(Dataset rows)
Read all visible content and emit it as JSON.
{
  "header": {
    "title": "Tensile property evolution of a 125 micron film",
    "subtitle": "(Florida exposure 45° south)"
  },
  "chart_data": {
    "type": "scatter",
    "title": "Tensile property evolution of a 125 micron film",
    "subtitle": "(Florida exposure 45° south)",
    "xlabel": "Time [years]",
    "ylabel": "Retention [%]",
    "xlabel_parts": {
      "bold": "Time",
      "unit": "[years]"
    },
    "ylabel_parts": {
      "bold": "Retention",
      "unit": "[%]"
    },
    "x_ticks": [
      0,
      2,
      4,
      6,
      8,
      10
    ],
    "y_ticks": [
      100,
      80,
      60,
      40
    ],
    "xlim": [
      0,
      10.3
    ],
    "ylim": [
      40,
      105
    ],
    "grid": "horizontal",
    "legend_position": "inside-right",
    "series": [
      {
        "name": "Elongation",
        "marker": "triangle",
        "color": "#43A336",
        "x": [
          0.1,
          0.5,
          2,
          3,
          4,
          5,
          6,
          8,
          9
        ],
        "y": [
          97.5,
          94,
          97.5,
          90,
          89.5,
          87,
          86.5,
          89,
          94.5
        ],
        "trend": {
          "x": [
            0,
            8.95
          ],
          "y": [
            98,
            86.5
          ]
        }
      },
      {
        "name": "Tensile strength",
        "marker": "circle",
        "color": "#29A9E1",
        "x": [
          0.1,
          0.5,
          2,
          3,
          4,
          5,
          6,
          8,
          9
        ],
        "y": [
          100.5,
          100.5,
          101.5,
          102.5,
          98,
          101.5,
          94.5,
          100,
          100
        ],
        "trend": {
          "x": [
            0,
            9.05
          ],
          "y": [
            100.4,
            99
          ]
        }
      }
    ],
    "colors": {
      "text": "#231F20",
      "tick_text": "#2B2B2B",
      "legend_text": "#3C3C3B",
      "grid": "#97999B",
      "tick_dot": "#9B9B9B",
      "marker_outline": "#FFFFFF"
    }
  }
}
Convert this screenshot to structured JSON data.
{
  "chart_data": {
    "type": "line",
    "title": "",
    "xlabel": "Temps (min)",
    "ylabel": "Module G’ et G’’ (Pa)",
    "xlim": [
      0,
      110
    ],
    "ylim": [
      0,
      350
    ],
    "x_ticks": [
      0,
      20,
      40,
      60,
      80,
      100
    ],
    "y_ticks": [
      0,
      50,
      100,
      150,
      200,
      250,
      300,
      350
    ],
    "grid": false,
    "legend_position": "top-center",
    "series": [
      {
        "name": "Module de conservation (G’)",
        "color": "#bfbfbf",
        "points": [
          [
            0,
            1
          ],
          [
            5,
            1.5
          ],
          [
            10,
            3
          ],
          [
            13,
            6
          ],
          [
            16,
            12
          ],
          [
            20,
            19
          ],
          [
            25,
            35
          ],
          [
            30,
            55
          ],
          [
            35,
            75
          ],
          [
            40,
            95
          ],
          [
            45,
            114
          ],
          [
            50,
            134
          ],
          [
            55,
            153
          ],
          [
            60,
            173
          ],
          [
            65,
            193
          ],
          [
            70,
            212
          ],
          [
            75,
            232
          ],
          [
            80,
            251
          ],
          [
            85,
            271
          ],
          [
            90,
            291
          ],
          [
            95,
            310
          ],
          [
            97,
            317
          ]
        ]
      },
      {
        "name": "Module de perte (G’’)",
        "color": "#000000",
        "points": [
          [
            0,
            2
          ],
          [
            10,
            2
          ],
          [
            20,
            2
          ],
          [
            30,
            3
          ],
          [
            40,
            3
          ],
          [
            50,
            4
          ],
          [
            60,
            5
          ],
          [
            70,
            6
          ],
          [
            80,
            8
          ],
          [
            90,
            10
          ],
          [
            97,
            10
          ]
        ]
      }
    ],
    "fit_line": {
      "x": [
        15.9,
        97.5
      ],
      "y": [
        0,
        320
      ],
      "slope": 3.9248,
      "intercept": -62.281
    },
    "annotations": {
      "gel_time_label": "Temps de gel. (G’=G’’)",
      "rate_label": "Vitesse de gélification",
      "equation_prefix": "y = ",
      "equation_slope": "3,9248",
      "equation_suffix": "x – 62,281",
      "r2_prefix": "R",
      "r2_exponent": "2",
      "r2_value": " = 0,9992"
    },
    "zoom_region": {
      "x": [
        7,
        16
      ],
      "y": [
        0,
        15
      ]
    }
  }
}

* EXERCISE INSTRUCTIONS
Print every entry exactly as it appears.

* THE ANSWER
Read all visible content and emit it as JSON.
{
  "header": {
    "title": "Tensile property evolution of a 125 micron film",
    "subtitle": "(Florida exposure 45° south)"
  },
  "chart_data": {
    "type": "scatter",
    "title": "Tensile property evolution of a 125 micron film",
    "subtitle": "(Florida exposure 45° south)",
    "xlabel": "Time [years]",
    "ylabel": "Retention [%]",
    "xlabel_parts": {
      "bold": "Time",
      "unit": "[years]"
    },
    "ylabel_parts": {
      "bold": "Retention",
      "unit": "[%]"
    },
    "x_ticks": [
      0,
      2,
      4,
      6,
      8,
      10
    ],
    "y_ticks": [
      100,
      80,
      60,
      40
    ],
    "xlim": [
      0,
      10.3
    ],
    "ylim": [
      40,
      105
    ],
    "grid": "horizontal",
    "legend_position": "inside-right",
    "series": [
      {
        "name": "Elongation",
        "marker": "triangle",
        "color": "#43A336",
        "x": [
          0.1,
          0.5,
          2,
          3,
          4,
          5,
          6,
          8,
          9
        ],
        "y": [
          97.5,
          94,
          97.5,
          90,
          89.5,
          87,
          86.5,
          89,
          94.5
        ],
        "trend": {
          "x": [
            0,
            8.95
          ],
          "y": [
            98,
            86.5
          ]
        }
      },
      {
        "name": "Tensile strength",
        "marker": "circle",
        "color": "#29A9E1",
        "x": [
          0.1,
          0.5,
          2,
          3,
          4,
          5,
          6,
          8,
          9
        ],
        "y": [
          100.5,
          100.5,
          101.5,
          102.5,
          98,
          101.5,
          94.5,
          100,
          100
        ],
        "trend": {
          "x": [
            0,
            9.05
          ],
          "y": [
            100.4,
            99
          ]
        }
      }
    ],
    "colors": {
      "text": "#231F20",
      "tick_text": "#2B2B2B",
      "legend_text": "#3C3C3B",
      "grid": "#97999B",
      "tick_dot": "#9B9B9B",
      "marker_outline": "#FFFFFF"
    }
  }
}
Convert this screenshot to structured JSON data.
{
  "chart_data": {
    "type": "line",
    "title": "",
    "xlabel": "Temps (min)",
    "ylabel": "Module G’ et G’’ (Pa)",
    "xlim": [
      0,
      110
    ],
    "ylim": [
      0,
      350
    ],
    "x_ticks": [
      0,
      20,
      40,
      60,
      80,
      100
    ],
    "y_ticks": [
      0,
      50,
      100,
      150,
      200,
      250,
      300,
      350
    ],
    "grid": false,
    "legend_position": "top-center",
    "series": [
      {
        "name": "Module de conservation (G’)",
        "color": "#bfbfbf",
        "points": [
          [
            0,
            1
          ],
          [
            5,
            1.5
          ],
          [
            10,
            3
          ],
          [
            13,
            6
          ],
          [
            16,
            12
          ],
          [
            20,
            19
          ],
          [
            25,
            35
          ],
          [
            30,
            55
          ],
          [
            35,
            75
          ],
          [
            40,
            95
          ],
          [
            45,
            114
          ],
          [
            50,
            134
          ],
          [
            55,
            153
          ],
          [
            60,
            173
          ],
          [
            65,
            193
          ],
          [
            70,
            212
          ],
          [
            75,
            232
          ],
          [
            80,
            251
          ],
          [
            85,
            271
          ],
          [
            90,
            291
          ],
          [
            95,
            310
          ],
          [
            97,
            317
          ]
        ]
      },
      {
        "name": "Module de perte (G’’)",
        "color": "#000000",
        "points": [
          [
            0,
            2
          ],
          [
            10,
            2
          ],
          [
            20,
            2
          ],
          [
            30,
            3
          ],
          [
            40,
            3
          ],
          [
            50,
            4
          ],
          [
            60,
            5
          ],
          [
            70,
            6
          ],
          [
            80,
            8
          ],
          [
            90,
            10
          ],
          [
            97,
            10
          ]
        ]
      }
    ],
    "fit_line": {
      "x": [
        15.9,
        97.5
      ],
      "y": [
        0,
        320
      ],
      "slope": 3.9248,
      "intercept": -62.281
    },
    "annotations": {
      "gel_time_label": "Temps de gel. (G’=G’’)",
      "rate_label": "Vitesse de gélification",
      "equation_prefix": "y = ",
      "equation_slope": "3,9248",
      "equation_suffix": "x – 62,281",
      "r2_prefix": "R",
      "r2_exponent": "2",
      "r2_value": " = 0,9992"
    },
    "zoom_region": {
      "x": [
        7,
        16
      ],
      "y": [
        0,
        15
      ]
    }
  }
}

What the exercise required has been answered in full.